- **TASK REQUIREMENTS**
[1] According to the article on cooking vegetables, which cooking method is best for preserving nutrients?
[2] From the article on cooking vegetables, return the passage between "Vegetables are an" and "the immune system.", inclusive.
[3] Summarize the article on cooking vegetables in three sentences.
Top of PAGE TEXT
Raw or cooked, boiled or steamed… The way vegetables are prepared can influence their content of vitamins, minerals and other nutrients, according to science.
- “In nutritional terms, there are advantages and disadvantages to cooking vegetables,” according to scientists. “Steaming is the best method to preserve nutrients” because it limits exposure to water and heat.
- Cooking does not always destroy nutrients, on the contrary. It can make certain foods more easily absorbed by the body. This is the case for lycopene, more available in cooked tomatoes, or carotenoids.
- Whether raw or cooked, certain vegetables benefit from being eaten with healthy fats, such as vegetable oils.
Vegetables are an essential source of vitamins, minerals, phytonutrients and fiber, but did you know that how you cook them can influence their nutritional value? A new study, published in the British Journal of Nutritionreveals the best methods to take full advantage of all the nutrients in vegetables.
Cook vegetables or eat them raw?
“In nutritional terms, there are advantages and disadvantages to cooking vegetables”explains dietician Helen Rasmussen, researcher at Tufts University (United States), in a press release. For example, cooking carrots reduces their vitamin C content, a key nutrient for collagen production, but increases the availability of beta-carotene, a precursor to vitamin A, essential for vision and the immune system.
Some nutrients, such as vitamin C and B vitamins, are water soluble and are therefore lost when cooked in water. This is why it is best to eat vegetables rich in these vitamins, such as broccoli and peppers, raw. If you must cook them, opt for methods that use little water, such as steaming or baking. And if you boil them, save the cooking water to make stocks or sauces, rather than throwing away the nutrients it contains.
Note that some nutrients will be lost regardless of the cooking method. “Some vitamins are not very stable. The more a food is exposed to heat, the lower the level of vitamin C, for example.” According to scientists, “steaming is the best method to preserve nutrients” because it limits exposure to water and heat.
Consume vegetables with healthy fats
Cooking does not always destroy nutrients, on the contrary. It can make certain foods more easily absorbed by the body. This is the case of lycopene, a powerful antioxidant which fights against certain cancers, notably prostate cancer. Lycopene is more available in cooked tomatoes than in raw tomatoes, hence the high levels in products like tomato sauce or ketchup.
Other vegetables such as carrots, spinach, mushrooms and peppers release more carotenoids, compounds beneficial to health, after cooking.
Final lesson from the study: whether raw or cooked, certain vegetables benefit from being consumed with healthy fats. “Fat-soluble vitamins (A, D, E, and K) and phytonutrients, such as beta-carotene and lycopene, are better absorbed when consumed with vegetable oil.”
Bottom of PAGE TEXT
Top of RECORD EXTRACTS
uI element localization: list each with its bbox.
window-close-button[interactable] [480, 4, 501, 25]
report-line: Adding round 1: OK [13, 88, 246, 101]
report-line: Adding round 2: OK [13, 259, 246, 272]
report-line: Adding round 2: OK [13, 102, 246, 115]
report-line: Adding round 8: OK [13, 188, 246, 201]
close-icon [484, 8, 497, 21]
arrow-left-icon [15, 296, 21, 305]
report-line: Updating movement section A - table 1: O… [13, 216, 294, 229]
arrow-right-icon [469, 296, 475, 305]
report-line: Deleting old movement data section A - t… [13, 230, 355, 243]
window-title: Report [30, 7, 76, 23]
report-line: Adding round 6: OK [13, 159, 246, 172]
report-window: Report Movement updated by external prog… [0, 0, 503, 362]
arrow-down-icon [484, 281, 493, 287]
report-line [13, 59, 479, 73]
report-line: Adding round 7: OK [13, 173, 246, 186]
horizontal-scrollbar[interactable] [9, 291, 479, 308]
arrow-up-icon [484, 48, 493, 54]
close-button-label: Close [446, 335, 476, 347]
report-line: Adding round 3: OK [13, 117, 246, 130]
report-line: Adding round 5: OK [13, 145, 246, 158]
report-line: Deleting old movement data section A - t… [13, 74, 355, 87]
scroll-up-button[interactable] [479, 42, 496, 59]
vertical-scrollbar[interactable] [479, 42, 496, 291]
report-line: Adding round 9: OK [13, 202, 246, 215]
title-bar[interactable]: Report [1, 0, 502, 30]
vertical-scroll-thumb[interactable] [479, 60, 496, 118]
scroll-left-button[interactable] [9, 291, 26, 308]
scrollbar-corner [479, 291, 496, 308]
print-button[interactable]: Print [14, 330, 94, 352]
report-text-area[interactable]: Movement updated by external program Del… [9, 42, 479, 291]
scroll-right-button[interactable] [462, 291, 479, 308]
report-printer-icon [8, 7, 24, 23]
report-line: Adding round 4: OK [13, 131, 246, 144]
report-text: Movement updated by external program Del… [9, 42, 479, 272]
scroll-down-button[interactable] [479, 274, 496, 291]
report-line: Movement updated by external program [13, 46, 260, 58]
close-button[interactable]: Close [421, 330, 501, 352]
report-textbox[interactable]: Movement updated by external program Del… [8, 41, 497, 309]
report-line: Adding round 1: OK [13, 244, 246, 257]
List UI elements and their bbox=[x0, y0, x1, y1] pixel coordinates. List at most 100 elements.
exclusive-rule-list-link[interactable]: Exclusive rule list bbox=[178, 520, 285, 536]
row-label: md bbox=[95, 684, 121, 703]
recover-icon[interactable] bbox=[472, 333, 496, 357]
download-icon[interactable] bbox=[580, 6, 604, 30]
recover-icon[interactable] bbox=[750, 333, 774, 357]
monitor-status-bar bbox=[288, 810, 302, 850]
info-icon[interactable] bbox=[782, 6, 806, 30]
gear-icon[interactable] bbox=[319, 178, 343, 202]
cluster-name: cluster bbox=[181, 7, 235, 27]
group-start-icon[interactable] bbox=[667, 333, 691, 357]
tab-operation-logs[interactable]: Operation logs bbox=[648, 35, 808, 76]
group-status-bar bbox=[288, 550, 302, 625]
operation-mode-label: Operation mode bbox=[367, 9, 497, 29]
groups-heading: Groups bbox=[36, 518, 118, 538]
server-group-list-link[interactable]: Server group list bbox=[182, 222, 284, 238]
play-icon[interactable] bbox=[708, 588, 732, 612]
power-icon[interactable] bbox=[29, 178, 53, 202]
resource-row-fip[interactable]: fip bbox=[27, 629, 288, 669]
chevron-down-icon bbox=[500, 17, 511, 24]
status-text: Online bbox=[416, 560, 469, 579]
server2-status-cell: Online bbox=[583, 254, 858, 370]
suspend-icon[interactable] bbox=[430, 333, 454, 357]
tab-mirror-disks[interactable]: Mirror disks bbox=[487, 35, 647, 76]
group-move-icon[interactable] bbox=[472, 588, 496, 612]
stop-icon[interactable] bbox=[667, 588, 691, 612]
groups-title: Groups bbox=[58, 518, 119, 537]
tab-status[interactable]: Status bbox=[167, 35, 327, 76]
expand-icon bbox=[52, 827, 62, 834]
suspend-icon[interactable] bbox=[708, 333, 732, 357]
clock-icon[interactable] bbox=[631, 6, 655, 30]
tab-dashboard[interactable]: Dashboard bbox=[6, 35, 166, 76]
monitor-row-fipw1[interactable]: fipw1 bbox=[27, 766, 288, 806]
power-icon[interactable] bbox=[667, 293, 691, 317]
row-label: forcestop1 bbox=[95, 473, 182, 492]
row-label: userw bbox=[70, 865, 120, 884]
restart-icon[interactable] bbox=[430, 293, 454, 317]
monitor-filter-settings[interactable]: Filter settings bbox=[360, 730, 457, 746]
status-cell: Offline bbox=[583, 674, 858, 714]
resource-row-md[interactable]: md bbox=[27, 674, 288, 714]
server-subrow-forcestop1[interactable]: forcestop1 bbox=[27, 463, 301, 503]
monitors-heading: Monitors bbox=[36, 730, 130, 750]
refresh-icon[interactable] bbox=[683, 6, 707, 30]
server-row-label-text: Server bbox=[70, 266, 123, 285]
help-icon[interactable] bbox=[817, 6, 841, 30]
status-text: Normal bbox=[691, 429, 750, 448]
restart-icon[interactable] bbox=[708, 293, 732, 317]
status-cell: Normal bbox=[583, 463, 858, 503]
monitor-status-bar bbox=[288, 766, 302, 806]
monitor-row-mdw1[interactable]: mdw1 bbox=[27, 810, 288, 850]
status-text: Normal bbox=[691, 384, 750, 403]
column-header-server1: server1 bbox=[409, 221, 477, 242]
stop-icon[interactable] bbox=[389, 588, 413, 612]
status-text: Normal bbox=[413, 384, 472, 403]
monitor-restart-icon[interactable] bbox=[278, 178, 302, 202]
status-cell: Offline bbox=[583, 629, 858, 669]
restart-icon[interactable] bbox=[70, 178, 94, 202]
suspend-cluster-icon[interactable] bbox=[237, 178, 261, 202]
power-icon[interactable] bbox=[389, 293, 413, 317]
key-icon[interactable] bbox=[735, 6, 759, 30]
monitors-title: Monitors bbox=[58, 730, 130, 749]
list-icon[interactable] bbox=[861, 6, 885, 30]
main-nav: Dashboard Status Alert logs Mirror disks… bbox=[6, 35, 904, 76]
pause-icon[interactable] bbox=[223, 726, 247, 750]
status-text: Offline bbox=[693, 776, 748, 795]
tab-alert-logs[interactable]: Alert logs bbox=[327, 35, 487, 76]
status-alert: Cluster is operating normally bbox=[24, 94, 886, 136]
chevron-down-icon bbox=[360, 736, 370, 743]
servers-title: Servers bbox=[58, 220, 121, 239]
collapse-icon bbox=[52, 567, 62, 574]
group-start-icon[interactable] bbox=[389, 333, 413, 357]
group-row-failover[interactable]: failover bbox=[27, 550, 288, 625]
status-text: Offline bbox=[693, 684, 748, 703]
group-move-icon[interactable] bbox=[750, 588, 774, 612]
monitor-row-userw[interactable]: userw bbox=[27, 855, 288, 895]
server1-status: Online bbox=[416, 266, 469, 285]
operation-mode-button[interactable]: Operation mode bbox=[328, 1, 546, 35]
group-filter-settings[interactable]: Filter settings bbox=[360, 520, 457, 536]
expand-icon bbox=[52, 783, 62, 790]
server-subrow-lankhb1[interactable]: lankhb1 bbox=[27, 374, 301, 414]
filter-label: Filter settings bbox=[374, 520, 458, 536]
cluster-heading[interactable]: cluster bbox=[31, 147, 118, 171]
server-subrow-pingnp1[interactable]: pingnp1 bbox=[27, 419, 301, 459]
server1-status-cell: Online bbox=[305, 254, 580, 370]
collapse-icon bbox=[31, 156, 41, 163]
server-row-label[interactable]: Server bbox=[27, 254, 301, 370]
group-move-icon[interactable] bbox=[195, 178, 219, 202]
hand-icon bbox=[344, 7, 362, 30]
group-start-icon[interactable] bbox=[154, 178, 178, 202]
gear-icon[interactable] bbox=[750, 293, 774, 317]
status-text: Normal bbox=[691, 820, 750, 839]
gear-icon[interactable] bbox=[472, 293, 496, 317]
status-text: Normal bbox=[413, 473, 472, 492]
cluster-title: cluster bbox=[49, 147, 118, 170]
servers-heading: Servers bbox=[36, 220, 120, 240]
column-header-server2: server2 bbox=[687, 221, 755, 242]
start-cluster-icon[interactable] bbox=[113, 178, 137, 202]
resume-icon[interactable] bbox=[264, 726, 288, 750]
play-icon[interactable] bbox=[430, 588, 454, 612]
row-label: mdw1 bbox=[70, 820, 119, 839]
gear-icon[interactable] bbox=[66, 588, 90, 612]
Bottom of RECORD EXTRACTS
- **RESULTS OF THE EXERCISE**
[1] Steaming, because it limits exposure to water and heat.

[2]
Vegetables are an essential source of vitamins, minerals, phytonutrients and fiber, but did you know that how you cook them can influence their nutritional value? A new study, published in the British Journal of Nutritionreveals the best methods to take full advantage of all the nutrients in vegetables.
Cook vegetables or eat them raw?
“In nutritional terms, there are advantages and disadvantages to cooking vegetables”explains dietician Helen Rasmussen, researcher at Tufts University (United States), in a press release. For example, cooking carrots reduces their vitamin C content, a key nutrient for collagen production, but increases the availability of beta-carotene, a precursor to vitamin A, essential for vision and the immune system.

[3] Cooking vegetables has nutritional advantages and disadvantages: water-soluble vitamins such as vitamin C and B vitamins are lost in cooking water, and steaming best preserves nutrients by limiting exposure to water and heat. Cooking can also make some nutrients more available, such as lycopene in tomatoes and carotenoids in carrots, spinach, mushrooms and peppers. Whether raw or cooked, certain vegetables benefit from being eaten with healthy fats, since fat-soluble vitamins and phytonutrients are better absorbed with vegetable oil.